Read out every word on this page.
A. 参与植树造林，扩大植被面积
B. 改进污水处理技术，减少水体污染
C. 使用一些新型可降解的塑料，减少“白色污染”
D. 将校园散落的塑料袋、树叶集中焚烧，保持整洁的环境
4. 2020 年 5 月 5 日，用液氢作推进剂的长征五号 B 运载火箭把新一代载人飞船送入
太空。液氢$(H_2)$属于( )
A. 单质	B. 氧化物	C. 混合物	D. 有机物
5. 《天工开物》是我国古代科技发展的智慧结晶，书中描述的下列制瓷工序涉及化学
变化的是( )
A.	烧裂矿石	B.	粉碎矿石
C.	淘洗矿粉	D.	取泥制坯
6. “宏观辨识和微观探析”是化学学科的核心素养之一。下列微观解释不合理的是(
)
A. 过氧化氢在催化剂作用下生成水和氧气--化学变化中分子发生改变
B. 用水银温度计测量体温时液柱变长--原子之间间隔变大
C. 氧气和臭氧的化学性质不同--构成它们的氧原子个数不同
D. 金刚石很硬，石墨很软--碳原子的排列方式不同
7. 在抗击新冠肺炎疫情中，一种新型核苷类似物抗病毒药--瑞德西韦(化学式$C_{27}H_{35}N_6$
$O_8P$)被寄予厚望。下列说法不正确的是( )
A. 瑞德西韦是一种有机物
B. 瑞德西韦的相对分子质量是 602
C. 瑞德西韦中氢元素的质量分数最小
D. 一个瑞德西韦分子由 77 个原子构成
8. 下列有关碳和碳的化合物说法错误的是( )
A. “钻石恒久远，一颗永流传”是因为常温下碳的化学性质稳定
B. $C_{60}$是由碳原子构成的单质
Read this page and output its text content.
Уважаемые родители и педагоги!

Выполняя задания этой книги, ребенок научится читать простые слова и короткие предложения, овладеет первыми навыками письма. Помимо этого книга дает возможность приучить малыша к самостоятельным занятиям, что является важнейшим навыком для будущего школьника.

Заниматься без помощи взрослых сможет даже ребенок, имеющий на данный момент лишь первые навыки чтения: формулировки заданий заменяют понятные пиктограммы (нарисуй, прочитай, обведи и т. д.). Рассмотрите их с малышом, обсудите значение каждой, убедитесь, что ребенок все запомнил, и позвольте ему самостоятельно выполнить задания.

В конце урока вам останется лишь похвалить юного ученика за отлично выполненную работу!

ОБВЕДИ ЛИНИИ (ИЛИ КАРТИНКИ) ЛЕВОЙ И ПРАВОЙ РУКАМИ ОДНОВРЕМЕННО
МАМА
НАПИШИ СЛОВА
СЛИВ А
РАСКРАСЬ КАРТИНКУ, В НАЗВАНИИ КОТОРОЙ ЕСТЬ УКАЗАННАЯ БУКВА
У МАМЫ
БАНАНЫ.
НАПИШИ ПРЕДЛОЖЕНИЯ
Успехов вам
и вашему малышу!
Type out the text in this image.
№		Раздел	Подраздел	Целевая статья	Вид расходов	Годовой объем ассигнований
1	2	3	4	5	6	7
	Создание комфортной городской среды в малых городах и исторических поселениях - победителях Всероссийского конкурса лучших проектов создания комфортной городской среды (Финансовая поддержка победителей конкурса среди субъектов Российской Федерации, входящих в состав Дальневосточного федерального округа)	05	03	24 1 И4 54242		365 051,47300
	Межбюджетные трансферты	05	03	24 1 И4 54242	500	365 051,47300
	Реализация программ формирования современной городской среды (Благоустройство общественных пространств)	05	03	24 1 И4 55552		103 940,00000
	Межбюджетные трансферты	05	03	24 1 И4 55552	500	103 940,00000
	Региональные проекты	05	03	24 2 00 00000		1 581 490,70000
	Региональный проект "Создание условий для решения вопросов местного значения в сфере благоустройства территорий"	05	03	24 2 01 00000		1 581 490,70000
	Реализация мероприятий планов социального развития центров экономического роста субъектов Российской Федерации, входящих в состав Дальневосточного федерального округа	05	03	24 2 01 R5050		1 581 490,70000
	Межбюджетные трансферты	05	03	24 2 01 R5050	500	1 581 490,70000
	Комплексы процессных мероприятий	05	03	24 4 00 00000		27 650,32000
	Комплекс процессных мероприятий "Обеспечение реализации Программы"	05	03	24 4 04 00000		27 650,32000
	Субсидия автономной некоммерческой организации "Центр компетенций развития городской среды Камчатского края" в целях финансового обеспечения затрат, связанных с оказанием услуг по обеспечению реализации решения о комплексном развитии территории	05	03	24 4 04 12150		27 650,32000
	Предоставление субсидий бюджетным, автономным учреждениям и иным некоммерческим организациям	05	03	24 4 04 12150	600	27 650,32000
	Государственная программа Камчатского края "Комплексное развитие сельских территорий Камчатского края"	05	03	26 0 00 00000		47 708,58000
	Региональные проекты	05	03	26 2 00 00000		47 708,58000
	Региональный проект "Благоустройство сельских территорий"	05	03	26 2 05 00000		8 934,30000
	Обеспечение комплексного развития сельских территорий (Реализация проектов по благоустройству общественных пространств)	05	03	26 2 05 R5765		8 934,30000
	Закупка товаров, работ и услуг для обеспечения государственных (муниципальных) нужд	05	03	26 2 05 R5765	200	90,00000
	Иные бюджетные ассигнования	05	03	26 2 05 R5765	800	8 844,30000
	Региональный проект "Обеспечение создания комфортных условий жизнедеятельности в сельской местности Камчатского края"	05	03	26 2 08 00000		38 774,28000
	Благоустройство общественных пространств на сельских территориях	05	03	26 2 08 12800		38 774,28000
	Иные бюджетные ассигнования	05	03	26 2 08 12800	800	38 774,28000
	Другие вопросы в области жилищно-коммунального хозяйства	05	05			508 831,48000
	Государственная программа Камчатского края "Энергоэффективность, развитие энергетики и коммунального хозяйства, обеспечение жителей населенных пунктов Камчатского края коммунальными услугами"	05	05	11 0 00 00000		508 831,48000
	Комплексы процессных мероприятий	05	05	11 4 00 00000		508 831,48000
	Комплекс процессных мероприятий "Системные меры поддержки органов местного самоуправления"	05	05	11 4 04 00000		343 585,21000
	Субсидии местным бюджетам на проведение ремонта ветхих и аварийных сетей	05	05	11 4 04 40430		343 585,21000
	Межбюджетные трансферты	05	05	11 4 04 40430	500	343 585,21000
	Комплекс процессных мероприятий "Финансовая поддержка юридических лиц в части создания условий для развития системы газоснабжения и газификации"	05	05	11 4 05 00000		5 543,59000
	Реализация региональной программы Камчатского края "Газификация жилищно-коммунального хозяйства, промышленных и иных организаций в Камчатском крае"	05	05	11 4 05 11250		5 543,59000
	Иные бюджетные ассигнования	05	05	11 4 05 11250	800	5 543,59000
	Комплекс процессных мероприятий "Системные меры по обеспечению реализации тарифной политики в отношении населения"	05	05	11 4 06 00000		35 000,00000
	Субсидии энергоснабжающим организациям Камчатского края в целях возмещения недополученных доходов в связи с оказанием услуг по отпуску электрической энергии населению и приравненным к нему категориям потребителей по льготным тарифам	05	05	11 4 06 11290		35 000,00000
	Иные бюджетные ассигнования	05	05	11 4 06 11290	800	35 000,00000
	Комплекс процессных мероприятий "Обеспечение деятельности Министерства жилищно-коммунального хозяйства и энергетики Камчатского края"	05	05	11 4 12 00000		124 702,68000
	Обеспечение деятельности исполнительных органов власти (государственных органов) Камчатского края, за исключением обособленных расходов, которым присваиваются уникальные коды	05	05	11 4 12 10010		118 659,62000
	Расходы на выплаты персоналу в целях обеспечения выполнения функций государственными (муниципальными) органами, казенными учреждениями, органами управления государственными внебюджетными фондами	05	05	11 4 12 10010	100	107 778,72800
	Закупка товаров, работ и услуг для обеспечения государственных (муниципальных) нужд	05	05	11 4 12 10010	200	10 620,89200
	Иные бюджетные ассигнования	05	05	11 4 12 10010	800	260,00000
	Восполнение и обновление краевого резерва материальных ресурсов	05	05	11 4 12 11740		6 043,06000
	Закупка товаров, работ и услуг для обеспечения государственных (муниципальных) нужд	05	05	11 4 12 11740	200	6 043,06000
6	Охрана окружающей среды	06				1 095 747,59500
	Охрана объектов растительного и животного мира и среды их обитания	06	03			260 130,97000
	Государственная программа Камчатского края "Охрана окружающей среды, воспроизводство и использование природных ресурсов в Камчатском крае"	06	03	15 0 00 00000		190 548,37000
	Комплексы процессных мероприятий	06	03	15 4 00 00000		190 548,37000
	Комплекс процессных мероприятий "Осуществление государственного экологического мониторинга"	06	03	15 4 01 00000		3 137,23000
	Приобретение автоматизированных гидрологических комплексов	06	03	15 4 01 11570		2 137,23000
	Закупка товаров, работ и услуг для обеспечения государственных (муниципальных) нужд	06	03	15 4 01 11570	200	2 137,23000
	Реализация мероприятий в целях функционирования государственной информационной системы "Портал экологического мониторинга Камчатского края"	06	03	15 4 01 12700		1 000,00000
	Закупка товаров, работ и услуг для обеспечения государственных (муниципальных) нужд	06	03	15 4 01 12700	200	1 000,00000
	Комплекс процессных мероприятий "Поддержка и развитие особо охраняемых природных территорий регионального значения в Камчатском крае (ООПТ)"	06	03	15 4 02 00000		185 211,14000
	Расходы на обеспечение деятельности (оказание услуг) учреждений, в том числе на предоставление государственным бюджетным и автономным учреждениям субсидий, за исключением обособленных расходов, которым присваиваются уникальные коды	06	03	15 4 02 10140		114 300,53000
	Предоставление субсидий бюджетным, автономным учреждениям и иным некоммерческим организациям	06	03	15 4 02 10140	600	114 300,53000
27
########################################
• **AIM OF THE EXERCISE**: Scan the lines for the string "местного". Pick out every line that has it.

• **TASK OUTPUT**:
	Региональный проект "Создание условий для решения вопросов местного значения в сфере благоустройства территорий"	05	03	24 2 01 00000		1 581 490,70000
	Комплекс процессных мероприятий "Системные меры поддержки органов местного самоуправления"	05	05	11 4 04 00000		343 585,21000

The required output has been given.